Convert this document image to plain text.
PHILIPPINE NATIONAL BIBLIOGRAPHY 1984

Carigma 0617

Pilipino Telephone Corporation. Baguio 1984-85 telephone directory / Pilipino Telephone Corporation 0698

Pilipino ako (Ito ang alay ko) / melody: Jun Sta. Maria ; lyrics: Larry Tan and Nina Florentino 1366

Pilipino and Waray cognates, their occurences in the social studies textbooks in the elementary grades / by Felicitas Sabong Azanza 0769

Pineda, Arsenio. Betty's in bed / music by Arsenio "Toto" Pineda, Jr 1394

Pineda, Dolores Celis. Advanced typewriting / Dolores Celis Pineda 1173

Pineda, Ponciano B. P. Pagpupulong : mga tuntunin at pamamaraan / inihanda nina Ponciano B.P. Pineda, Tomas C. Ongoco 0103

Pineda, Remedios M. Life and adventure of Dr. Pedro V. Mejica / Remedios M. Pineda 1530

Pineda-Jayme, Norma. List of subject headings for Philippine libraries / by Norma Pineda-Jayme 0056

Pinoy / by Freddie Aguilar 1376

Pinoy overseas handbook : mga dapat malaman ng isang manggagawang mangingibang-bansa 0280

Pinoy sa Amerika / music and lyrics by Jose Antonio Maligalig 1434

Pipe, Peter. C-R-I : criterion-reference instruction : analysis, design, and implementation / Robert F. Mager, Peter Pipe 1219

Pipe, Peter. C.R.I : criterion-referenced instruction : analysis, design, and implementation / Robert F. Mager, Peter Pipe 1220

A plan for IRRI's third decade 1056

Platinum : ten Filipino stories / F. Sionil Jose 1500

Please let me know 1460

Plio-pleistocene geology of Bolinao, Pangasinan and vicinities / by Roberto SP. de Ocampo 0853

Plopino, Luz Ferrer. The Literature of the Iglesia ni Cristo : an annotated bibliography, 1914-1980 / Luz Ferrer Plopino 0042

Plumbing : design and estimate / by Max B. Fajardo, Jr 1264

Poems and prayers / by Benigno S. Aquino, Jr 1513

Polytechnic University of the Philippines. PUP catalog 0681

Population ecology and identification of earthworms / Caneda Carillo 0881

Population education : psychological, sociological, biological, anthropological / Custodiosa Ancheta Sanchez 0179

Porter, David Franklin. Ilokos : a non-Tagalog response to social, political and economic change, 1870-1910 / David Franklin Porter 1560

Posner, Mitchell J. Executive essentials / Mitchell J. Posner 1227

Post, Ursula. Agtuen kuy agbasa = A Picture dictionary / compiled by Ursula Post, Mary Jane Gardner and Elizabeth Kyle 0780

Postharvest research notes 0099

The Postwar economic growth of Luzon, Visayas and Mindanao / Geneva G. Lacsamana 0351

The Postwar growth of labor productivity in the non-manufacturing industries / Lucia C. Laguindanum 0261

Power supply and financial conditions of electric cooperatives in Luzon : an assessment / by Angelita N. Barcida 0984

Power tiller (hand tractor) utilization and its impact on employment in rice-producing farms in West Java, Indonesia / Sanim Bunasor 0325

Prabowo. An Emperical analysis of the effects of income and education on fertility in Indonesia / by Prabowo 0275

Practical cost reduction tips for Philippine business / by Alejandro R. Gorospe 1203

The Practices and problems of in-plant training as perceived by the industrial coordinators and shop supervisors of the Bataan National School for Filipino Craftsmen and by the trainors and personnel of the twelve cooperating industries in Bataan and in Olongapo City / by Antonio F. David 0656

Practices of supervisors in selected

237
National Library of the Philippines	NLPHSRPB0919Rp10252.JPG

= = =

REQUIRED TASK:
Reproduce each record exactly, leaving nothing out.

ANSWER TO THIS TASK:
Convert this document image to plain text.
PHILIPPINE NATIONAL BIBLIOGRAPHY 1984

Carigma 0617

Pilipino Telephone Corporation. Baguio 1984-85 telephone directory / Pilipino Telephone Corporation 0698

Pilipino ako (Ito ang alay ko) / melody: Jun Sta. Maria ; lyrics: Larry Tan and Nina Florentino 1366

Pilipino and Waray cognates, their occurences in the social studies textbooks in the elementary grades / by Felicitas Sabong Azanza 0769

Pineda, Arsenio. Betty's in bed / music by Arsenio "Toto" Pineda, Jr 1394

Pineda, Dolores Celis. Advanced typewriting / Dolores Celis Pineda 1173

Pineda, Ponciano B. P. Pagpupulong : mga tuntunin at pamamaraan / inihanda nina Ponciano B.P. Pineda, Tomas C. Ongoco 0103

Pineda, Remedios M. Life and adventure of Dr. Pedro V. Mejica / Remedios M. Pineda 1530

Pineda-Jayme, Norma. List of subject headings for Philippine libraries / by Norma Pineda-Jayme 0056

Pinoy / by Freddie Aguilar 1376

Pinoy overseas handbook : mga dapat malaman ng isang manggagawang mangingibang-bansa 0280

Pinoy sa Amerika / music and lyrics by Jose Antonio Maligalig 1434

Pipe, Peter. C-R-I : criterion-reference instruction : analysis, design, and implementation / Robert F. Mager, Peter Pipe 1219

Pipe, Peter. C.R.I : criterion-referenced instruction : analysis, design, and implementation / Robert F. Mager, Peter Pipe 1220

A plan for IRRI's third decade 1056

Platinum : ten Filipino stories / F. Sionil Jose 1500

Please let me know 1460

Plio-pleistocene geology of Bolinao, Pangasinan and vicinities / by Roberto SP. de Ocampo 0853

Plopino, Luz Ferrer. The Literature of the Iglesia ni Cristo : an annotated bibliography, 1914-1980 / Luz Ferrer Plopino 0042

Plumbing : design and estimate / by Max B. Fajardo, Jr 1264

Poems and prayers / by Benigno S. Aquino, Jr 1513

Polytechnic University of the Philippines. PUP catalog 0681

Population ecology and identification of earthworms / Caneda Carillo 0881

Population education : psychological, sociological, biological, anthropological / Custodiosa Ancheta Sanchez 0179

Porter, David Franklin. Ilokos : a non-Tagalog response to social, political and economic change, 1870-1910 / David Franklin Porter 1560

Posner, Mitchell J. Executive essentials / Mitchell J. Posner 1227

Post, Ursula. Agtuen kuy agbasa = A Picture dictionary / compiled by Ursula Post, Mary Jane Gardner and Elizabeth Kyle 0780

Postharvest research notes 0099

The Postwar economic growth of Luzon, Visayas and Mindanao / Geneva G. Lacsamana 0351

The Postwar growth of labor productivity in the non-manufacturing industries / Lucia C. Laguindanum 0261

Power supply and financial conditions of electric cooperatives in Luzon : an assessment / by Angelita N. Barcida 0984

Power tiller (hand tractor) utilization and its impact on employment in rice-producing farms in West Java, Indonesia / Sanim Bunasor 0325

Prabowo. An Emperical analysis of the effects of income and education on fertility in Indonesia / by Prabowo 0275

Practical cost reduction tips for Philippine business / by Alejandro R. Gorospe 1203

The Practices and problems of in-plant training as perceived by the industrial coordinators and shop supervisors of the Bataan National School for Filipino Craftsmen and by the trainors and personnel of the twelve cooperating industries in Bataan and in Olongapo City / by Antonio F. David 0656

Practices of supervisors in selected

237
National Library of the Philippines	NLPHSRPB0919Rp10252.JPG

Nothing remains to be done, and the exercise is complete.